Sunday, November 29, 2015

What's Not to be Thankful For?

Note:  I am beginning a new blog titled Only Thankful Observations today.  It will be written a bit more regularly than this one, every Sunday evening, and will be more of a personal gratitude journal.  You are welcome to subscribe to it and follow along, and I'd love it if some of you would add your own summation of what you are grateful for in the previous week in the "Comments" section.  I won't be posting notifications of that blog on Facebook, however.  You can find it by just googling Only Thankful Observations, then click to be notified by e-mail when there's a new post.

It's Thanksgiving weekend, and a somewhat dreary one at that.  I look out the door outside my office into the back yard which is ablaze with color and I see the little courtyard with the stepping stones representing a project done by most of my grandchildren, mostly to humor me, but with good cheer nonetheless.  The trees down the hill are ablaze with gold and red while out in another part of the yard, I still have some lovely blooming plants still chugging along in spite of cooler nights.

• Data entries:
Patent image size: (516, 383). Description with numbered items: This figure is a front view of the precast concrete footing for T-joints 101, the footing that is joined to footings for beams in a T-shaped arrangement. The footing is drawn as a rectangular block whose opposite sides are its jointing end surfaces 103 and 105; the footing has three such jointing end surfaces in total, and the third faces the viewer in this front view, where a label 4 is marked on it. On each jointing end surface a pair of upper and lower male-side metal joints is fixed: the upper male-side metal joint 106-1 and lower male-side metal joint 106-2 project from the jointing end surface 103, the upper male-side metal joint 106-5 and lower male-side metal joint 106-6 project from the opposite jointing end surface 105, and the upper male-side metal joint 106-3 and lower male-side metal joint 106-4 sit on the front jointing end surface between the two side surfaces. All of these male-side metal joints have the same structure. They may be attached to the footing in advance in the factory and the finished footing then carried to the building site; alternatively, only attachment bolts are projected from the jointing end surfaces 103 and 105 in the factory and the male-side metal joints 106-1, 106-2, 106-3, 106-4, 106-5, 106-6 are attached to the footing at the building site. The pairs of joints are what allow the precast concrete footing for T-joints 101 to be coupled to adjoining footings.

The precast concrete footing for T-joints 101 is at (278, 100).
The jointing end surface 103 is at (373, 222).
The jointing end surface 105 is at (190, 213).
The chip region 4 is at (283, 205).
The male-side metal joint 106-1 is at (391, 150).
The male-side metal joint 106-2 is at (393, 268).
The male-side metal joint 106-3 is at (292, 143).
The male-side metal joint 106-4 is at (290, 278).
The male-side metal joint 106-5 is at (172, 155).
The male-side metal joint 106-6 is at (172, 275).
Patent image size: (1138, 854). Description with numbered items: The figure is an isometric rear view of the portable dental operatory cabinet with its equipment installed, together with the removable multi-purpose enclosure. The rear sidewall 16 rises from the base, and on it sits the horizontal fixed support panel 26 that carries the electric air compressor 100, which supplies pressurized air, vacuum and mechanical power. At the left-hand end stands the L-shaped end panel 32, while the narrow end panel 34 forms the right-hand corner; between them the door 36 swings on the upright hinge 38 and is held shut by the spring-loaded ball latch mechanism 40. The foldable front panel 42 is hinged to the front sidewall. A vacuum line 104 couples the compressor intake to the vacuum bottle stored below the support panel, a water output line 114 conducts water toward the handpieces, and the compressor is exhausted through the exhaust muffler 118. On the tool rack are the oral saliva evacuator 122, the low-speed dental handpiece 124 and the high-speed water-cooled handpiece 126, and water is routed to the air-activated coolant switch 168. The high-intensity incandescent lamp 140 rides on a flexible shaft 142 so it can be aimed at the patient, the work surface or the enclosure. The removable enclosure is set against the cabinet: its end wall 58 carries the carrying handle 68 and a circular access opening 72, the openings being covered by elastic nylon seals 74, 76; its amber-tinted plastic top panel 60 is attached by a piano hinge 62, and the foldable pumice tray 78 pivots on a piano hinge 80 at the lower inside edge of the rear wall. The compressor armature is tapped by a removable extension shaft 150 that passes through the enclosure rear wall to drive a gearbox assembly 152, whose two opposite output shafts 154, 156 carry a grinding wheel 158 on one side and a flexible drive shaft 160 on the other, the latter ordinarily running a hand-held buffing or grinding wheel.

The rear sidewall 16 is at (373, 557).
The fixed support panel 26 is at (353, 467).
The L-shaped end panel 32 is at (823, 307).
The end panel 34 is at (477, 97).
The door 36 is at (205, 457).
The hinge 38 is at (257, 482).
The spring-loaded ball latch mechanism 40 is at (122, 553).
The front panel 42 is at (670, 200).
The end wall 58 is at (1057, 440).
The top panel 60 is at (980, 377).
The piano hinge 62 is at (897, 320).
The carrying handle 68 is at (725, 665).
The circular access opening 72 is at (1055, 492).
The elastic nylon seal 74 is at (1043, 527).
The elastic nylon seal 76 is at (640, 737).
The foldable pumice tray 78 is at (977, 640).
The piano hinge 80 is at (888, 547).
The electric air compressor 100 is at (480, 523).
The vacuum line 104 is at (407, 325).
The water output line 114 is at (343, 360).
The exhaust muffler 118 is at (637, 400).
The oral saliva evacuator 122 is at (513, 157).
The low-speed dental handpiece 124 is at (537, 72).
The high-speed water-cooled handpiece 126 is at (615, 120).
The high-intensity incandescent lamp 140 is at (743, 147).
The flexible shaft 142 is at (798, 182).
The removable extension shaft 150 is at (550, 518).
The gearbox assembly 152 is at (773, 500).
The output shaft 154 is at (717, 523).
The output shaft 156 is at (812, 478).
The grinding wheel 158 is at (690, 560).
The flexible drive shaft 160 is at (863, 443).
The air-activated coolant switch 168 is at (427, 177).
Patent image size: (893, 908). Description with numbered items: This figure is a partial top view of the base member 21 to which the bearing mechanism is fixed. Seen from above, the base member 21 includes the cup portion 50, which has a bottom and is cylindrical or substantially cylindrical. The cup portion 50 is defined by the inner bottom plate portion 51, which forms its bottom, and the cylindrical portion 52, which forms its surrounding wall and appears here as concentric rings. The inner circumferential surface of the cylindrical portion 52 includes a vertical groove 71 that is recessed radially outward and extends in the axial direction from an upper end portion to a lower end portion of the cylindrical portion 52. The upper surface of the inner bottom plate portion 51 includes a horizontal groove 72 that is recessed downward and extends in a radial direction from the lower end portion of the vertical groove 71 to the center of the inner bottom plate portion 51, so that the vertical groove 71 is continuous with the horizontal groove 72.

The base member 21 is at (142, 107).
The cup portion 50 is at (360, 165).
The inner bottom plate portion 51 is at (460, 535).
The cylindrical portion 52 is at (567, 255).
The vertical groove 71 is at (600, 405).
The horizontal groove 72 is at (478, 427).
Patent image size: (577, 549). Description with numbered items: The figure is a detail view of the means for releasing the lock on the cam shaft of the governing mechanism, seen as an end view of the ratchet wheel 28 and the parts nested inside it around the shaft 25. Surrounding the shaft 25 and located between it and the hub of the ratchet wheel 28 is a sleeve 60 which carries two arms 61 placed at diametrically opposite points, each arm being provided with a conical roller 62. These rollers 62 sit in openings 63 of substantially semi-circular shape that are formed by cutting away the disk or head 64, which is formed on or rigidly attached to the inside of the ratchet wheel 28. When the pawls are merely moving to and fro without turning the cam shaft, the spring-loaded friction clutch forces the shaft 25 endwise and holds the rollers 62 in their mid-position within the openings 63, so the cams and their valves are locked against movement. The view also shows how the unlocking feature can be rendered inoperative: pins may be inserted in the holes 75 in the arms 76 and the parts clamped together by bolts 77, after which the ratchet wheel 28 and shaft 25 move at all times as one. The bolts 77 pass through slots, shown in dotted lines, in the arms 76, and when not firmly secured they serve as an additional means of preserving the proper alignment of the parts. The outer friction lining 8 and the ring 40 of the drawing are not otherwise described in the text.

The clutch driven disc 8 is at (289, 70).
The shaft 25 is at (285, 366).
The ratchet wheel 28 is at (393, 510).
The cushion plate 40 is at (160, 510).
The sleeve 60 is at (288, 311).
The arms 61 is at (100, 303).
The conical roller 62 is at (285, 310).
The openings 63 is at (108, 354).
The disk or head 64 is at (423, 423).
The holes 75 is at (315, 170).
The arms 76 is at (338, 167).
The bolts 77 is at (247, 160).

• What you will do:
Answer these from the Thanksgiving blog post:
1. When will the new blog be written?
2. Where will the writer not post notifications of the new blog?
3. What colors are the trees down the hill?

• Output for this exercise:
1. Every Sunday evening.
2. On Facebook.
3. Gold and red.